* PROBLEM TO WORK ON
Take the lines from the one with "Read out every word on this page." to the end of the listing, both ends included, and quote them exactly, leaving pictures out.

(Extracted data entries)
↓
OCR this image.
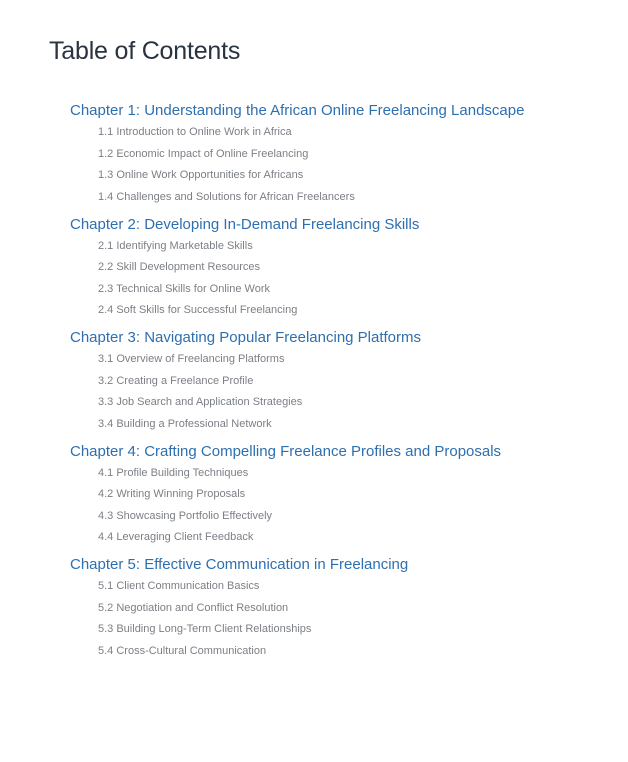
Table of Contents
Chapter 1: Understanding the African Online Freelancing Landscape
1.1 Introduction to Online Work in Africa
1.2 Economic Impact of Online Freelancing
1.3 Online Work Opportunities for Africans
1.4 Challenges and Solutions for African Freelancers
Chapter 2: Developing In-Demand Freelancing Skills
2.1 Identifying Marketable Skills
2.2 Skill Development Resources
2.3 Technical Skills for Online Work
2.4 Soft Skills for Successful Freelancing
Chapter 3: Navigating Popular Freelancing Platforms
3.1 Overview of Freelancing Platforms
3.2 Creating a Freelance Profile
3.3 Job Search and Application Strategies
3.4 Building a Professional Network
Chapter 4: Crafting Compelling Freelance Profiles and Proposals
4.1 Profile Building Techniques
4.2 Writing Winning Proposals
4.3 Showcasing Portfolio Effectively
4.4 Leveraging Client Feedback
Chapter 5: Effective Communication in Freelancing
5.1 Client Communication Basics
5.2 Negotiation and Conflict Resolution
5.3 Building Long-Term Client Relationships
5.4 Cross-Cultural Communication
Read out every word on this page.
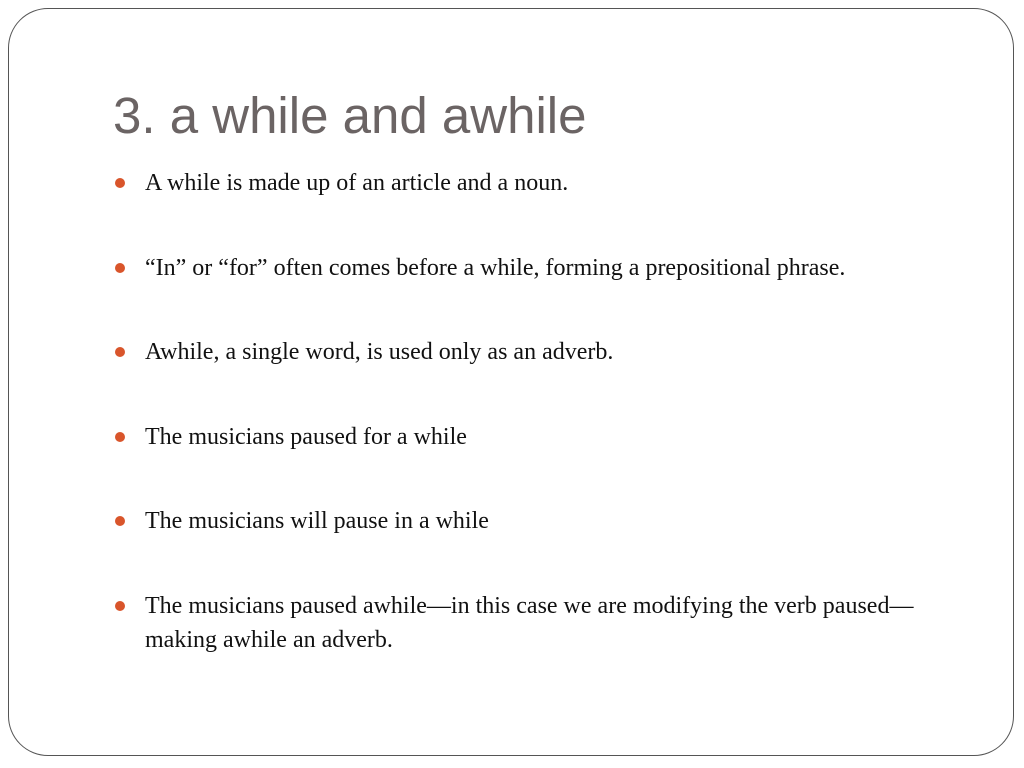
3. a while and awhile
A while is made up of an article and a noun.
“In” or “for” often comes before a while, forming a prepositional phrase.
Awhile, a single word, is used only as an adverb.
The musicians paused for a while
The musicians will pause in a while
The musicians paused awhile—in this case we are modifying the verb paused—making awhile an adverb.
↑
* RESULT OF THIS EXERCISE
Read out every word on this page.
3. a while and awhile
A while is made up of an article and a noun.
“In” or “for” often comes before a while, forming a prepositional phrase.
Awhile, a single word, is used only as an adverb.
The musicians paused for a while
The musicians will pause in a while
The musicians paused awhile—in this case we are modifying the verb paused—making awhile an adverb.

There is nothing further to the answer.